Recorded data

**********

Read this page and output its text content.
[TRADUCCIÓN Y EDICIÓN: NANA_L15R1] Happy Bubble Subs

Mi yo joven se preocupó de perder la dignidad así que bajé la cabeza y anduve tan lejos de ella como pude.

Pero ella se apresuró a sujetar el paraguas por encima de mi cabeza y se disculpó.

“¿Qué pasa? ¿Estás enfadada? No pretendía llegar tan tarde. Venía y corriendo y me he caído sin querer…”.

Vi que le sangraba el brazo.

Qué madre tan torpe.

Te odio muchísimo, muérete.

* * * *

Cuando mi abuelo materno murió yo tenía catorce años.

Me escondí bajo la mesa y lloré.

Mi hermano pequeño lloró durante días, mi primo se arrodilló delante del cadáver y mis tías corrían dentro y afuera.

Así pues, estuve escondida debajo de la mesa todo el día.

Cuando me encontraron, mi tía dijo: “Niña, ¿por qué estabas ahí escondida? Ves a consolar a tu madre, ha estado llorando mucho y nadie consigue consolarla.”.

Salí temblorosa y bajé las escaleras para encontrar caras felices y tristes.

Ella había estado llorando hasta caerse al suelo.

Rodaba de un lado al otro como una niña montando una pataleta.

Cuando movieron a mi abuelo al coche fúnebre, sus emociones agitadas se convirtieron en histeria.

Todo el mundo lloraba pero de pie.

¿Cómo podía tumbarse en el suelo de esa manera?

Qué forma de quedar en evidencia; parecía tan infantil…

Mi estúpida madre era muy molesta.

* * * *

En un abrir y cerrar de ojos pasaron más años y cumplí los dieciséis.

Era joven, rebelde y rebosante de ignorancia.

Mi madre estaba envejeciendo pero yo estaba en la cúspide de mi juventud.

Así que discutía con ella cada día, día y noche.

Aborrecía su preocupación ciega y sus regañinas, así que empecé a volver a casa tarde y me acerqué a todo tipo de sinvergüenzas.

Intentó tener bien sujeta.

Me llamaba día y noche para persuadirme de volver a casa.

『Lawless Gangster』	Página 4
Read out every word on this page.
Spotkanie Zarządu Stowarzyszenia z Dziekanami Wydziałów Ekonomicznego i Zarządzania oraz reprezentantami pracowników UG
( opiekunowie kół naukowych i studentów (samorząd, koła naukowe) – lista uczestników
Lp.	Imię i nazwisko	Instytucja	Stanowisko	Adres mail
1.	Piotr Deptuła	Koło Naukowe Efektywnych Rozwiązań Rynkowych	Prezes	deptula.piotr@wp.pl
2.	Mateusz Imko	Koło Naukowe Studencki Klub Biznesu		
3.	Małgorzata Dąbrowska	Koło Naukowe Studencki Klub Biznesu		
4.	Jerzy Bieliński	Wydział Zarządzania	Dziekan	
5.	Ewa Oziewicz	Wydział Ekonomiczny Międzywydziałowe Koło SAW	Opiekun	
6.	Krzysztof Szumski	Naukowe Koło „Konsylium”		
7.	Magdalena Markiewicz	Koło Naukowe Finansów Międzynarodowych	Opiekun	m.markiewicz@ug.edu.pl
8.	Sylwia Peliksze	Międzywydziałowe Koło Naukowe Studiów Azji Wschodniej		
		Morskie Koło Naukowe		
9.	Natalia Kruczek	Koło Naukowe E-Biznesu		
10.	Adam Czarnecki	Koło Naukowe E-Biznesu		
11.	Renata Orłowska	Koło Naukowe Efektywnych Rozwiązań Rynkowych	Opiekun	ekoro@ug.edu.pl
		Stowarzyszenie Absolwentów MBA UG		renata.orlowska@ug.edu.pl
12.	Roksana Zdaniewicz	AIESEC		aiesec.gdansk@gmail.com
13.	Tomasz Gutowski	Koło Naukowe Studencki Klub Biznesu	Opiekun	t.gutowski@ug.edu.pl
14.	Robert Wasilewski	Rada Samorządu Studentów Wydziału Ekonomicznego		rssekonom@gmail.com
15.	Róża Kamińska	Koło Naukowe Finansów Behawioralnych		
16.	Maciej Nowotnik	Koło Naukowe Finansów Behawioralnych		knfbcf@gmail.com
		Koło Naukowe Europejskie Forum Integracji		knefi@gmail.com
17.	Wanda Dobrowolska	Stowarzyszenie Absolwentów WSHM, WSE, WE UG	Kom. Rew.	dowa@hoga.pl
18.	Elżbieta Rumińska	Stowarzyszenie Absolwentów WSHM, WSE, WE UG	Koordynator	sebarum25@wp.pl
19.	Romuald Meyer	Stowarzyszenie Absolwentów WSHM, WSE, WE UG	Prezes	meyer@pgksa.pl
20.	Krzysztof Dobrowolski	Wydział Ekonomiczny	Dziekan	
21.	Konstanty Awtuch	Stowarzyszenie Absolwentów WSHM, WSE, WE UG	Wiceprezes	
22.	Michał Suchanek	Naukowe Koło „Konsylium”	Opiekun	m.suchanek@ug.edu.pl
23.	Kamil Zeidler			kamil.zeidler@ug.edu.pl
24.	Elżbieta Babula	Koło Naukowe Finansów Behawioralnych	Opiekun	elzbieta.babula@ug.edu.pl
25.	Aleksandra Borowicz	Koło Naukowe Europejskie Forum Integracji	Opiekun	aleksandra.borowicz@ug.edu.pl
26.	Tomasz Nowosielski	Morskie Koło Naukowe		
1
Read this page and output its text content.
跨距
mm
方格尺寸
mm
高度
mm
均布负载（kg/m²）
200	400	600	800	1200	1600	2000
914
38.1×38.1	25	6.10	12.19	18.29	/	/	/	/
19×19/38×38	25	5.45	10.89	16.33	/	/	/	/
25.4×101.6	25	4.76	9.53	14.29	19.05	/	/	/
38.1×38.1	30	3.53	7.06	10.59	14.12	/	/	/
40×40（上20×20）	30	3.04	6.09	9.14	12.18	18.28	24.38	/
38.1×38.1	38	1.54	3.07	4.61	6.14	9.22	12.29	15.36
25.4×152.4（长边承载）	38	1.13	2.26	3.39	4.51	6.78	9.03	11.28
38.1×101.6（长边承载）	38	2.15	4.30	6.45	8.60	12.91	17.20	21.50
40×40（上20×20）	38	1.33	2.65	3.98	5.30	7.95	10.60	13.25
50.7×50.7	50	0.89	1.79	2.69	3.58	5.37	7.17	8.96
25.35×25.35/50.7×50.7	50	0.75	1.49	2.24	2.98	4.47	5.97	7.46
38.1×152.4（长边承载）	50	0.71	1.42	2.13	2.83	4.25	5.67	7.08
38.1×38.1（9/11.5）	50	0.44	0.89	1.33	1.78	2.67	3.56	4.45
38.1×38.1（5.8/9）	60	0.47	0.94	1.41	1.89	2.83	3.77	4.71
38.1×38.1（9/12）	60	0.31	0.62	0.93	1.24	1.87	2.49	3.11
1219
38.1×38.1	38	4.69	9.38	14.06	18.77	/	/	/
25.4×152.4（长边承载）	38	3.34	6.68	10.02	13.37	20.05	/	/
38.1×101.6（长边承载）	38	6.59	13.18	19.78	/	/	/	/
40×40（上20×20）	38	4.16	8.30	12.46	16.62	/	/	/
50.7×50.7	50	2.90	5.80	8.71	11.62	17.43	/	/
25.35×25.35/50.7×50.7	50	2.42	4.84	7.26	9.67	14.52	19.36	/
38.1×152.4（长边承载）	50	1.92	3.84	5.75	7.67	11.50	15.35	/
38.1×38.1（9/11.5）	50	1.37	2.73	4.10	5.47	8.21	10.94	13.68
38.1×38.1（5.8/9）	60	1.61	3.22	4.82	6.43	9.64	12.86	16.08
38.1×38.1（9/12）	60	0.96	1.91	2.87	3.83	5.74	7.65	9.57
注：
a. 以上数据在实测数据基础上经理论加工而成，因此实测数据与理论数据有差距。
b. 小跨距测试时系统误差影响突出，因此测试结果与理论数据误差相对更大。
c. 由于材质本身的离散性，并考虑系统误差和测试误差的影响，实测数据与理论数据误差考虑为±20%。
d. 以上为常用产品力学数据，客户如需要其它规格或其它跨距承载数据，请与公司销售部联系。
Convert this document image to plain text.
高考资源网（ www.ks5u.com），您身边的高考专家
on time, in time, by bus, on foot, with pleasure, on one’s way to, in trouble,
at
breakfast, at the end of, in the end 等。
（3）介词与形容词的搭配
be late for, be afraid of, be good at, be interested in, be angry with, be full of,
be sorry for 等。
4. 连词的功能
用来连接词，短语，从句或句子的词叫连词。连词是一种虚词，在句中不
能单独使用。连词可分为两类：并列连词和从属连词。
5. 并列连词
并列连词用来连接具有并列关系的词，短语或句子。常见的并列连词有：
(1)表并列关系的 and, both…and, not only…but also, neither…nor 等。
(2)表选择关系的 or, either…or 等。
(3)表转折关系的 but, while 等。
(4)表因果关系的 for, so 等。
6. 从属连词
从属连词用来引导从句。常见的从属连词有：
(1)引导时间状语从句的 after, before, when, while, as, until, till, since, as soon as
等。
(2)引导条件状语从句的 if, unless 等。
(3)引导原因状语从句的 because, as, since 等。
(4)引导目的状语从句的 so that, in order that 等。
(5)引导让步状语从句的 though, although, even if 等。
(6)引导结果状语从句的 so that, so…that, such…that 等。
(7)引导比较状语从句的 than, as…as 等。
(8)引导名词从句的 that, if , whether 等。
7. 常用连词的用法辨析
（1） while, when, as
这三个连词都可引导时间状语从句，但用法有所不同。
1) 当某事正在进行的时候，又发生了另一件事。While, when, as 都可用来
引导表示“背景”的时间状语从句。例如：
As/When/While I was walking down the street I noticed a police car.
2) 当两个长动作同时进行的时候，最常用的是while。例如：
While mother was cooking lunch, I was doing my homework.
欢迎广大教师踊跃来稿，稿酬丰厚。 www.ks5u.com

**********

Search the data above for the string "cabeza" and copy each line that has it.

Mi yo joven se preocupó de perder la dignidad así que bajé la cabeza y anduve tan lejos de ella como pude.
Pero ella se apresuró a sujetar el paraguas por encima de mi cabeza y se disculpó.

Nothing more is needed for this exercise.